§ BRIEF
Identify and copy all lines of the material where the string "Susceptible" is found.

§ DATA LISTING
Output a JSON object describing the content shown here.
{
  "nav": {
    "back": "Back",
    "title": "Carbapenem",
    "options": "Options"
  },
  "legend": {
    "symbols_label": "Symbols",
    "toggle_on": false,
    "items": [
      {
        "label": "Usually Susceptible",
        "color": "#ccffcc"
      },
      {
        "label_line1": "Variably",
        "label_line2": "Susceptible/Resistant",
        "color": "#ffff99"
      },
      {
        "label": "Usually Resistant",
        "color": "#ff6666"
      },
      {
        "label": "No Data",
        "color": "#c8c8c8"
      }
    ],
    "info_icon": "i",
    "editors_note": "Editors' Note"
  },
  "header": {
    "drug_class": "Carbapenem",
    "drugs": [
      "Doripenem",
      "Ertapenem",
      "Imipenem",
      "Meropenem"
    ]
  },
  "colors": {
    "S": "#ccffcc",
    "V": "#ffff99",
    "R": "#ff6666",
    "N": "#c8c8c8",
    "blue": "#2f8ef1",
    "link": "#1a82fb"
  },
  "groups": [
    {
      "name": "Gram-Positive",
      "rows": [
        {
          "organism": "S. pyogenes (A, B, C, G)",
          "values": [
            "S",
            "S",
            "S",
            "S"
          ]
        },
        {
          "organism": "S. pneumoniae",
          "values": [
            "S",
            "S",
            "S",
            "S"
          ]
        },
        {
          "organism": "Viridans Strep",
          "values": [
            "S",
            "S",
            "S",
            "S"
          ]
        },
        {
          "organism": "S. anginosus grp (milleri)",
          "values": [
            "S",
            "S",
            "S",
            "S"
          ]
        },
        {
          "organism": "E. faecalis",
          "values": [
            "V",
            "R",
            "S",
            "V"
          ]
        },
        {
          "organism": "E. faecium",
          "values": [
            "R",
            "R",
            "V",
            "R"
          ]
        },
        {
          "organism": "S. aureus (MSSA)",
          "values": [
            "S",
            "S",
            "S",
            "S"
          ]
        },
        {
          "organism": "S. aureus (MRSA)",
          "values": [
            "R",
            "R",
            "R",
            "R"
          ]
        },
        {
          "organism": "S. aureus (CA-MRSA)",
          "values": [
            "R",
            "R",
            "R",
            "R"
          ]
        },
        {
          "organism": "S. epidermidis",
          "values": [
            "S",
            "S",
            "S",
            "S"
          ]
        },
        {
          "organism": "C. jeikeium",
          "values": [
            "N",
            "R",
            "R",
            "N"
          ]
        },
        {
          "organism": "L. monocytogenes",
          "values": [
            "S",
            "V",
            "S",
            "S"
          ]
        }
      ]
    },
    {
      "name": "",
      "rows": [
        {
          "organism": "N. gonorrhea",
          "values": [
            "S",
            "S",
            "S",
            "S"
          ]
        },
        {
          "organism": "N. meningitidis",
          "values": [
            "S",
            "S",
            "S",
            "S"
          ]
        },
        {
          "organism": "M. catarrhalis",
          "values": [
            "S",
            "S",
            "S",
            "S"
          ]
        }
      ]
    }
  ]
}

§ EXPECTED ANSWER
        "label": "Usually Susceptible",
        "label_line2": "Susceptible/Resistant",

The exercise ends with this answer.